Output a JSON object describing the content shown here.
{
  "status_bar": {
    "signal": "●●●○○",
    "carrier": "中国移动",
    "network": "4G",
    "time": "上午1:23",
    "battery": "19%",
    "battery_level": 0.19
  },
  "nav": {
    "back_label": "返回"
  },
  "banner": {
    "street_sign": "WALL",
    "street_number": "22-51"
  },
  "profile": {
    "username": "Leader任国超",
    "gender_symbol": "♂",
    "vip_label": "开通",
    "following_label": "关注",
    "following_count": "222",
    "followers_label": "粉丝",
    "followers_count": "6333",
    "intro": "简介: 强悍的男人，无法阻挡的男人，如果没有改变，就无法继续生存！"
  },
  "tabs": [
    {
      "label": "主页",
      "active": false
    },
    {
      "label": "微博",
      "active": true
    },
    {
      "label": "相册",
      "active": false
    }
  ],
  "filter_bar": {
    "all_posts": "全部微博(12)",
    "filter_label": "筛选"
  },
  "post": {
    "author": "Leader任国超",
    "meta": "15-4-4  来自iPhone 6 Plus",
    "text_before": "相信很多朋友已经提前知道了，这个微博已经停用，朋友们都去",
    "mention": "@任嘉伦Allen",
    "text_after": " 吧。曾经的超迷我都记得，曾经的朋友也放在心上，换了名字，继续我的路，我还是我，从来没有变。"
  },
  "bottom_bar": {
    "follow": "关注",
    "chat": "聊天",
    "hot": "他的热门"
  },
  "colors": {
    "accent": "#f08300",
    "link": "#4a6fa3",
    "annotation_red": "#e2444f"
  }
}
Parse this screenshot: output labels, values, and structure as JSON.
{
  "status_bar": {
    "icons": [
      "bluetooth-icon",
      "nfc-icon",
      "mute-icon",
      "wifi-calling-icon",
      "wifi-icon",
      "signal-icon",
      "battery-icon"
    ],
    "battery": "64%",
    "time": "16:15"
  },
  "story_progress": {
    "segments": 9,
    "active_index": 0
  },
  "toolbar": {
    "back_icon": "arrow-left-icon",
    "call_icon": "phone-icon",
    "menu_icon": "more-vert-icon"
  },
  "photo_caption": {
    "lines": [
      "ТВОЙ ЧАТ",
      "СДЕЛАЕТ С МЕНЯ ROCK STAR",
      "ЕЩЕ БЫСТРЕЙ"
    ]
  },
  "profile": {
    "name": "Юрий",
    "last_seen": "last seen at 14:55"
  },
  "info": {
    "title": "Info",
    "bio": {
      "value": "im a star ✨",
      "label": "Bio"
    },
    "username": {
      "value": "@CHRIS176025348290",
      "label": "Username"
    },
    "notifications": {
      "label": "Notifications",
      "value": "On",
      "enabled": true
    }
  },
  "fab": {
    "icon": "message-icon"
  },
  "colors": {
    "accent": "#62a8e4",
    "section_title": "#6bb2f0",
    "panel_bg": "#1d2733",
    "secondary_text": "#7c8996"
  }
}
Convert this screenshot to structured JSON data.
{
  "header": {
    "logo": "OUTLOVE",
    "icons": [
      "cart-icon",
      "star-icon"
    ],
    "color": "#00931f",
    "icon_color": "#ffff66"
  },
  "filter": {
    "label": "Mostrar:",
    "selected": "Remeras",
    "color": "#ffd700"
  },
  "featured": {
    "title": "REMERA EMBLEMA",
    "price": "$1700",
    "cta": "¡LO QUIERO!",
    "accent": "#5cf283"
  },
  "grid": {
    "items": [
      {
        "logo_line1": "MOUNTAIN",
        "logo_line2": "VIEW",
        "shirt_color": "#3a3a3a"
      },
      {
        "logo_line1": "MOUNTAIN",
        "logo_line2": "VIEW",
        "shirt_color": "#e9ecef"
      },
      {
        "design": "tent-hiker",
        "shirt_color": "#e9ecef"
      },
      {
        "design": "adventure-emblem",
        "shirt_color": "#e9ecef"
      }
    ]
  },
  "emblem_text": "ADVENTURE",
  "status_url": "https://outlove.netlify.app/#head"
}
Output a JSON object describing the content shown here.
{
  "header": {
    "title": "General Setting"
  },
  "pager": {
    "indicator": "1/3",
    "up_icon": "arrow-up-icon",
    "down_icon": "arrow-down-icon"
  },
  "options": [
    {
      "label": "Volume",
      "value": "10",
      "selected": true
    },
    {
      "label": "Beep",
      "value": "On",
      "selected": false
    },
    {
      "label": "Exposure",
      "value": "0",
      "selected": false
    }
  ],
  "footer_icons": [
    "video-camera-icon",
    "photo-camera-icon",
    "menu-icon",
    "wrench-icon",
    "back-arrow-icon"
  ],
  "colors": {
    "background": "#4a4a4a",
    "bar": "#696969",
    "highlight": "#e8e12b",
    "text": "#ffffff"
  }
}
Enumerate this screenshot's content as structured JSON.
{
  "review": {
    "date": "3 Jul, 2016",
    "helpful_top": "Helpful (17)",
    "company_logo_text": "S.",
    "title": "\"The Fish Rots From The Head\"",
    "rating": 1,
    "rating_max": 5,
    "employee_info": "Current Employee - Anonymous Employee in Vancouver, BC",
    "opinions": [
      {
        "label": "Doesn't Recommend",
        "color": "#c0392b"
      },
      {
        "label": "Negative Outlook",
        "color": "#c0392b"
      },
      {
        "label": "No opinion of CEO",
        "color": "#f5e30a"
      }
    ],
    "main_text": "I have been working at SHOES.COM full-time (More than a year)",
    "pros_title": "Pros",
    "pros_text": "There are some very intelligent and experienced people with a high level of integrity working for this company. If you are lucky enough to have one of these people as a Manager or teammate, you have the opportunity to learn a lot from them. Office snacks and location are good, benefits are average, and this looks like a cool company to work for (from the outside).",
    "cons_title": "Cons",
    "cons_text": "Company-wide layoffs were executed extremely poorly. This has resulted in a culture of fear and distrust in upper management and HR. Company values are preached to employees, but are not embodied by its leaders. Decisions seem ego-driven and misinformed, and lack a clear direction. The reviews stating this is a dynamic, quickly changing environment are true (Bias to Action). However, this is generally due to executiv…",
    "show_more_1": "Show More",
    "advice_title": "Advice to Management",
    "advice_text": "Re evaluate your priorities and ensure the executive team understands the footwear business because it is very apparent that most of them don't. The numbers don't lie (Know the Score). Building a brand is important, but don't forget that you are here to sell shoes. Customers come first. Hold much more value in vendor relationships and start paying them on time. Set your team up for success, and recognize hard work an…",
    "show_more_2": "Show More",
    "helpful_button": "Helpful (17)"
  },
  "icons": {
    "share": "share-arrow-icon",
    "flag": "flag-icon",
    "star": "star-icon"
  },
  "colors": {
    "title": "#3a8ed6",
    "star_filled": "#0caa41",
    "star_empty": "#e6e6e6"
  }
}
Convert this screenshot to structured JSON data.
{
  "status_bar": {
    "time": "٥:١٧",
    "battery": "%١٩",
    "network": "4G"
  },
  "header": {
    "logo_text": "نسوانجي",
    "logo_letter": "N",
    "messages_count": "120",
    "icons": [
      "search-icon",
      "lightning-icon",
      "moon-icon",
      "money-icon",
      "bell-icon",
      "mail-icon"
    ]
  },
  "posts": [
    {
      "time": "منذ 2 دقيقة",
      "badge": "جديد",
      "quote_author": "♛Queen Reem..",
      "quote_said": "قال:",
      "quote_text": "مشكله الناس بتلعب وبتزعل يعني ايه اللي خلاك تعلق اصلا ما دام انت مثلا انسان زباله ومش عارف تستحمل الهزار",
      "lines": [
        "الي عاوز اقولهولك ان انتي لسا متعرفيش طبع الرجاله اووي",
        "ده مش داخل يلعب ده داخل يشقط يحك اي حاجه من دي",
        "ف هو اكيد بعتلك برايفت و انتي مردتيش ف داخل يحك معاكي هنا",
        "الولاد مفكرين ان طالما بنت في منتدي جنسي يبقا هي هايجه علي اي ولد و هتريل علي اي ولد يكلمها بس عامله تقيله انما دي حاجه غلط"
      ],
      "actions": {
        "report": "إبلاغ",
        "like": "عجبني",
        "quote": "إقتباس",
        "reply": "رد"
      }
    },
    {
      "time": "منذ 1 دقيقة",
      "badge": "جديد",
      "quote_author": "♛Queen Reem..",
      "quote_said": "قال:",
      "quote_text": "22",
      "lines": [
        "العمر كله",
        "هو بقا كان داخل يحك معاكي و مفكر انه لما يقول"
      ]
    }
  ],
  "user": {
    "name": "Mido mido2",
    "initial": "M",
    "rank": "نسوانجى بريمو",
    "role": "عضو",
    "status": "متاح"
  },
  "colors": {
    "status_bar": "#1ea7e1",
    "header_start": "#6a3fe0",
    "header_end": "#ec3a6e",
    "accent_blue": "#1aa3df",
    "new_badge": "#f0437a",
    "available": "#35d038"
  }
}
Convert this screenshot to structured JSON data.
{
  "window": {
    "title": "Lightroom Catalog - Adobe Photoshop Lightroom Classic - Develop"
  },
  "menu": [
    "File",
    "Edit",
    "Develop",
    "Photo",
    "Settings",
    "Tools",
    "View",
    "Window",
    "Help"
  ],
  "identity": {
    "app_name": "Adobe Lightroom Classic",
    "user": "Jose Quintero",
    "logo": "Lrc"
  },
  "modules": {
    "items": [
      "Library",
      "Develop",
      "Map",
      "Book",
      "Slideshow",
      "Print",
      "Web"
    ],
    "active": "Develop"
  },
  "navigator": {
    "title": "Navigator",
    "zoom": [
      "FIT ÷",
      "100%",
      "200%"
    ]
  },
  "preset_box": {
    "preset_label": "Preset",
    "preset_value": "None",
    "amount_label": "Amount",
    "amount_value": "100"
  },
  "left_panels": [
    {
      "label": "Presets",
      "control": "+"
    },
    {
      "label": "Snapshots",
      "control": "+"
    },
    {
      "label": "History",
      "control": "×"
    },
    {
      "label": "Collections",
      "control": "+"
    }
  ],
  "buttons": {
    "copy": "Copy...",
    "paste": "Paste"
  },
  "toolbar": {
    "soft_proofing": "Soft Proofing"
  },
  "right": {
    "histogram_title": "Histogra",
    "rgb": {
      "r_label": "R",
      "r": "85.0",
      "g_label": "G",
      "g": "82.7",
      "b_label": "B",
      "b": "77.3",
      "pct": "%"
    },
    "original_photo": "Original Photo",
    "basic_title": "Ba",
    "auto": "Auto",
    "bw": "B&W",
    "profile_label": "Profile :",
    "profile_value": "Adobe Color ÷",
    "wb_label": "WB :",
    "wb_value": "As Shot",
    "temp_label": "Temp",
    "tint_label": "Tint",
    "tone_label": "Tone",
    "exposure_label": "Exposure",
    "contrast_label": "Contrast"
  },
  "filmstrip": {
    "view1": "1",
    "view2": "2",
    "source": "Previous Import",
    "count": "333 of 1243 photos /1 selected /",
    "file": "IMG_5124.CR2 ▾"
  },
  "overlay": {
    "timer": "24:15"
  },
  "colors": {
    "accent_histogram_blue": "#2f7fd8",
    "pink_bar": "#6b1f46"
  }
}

--

> EXERCISE DIRECTIONS
Gather all lines where the word "Classic" appears.

> EXERCISE OUTPUT
    "title": "Lightroom Catalog - Adobe Photoshop Lightroom Classic - Develop"
    "app_name": "Adobe Lightroom Classic",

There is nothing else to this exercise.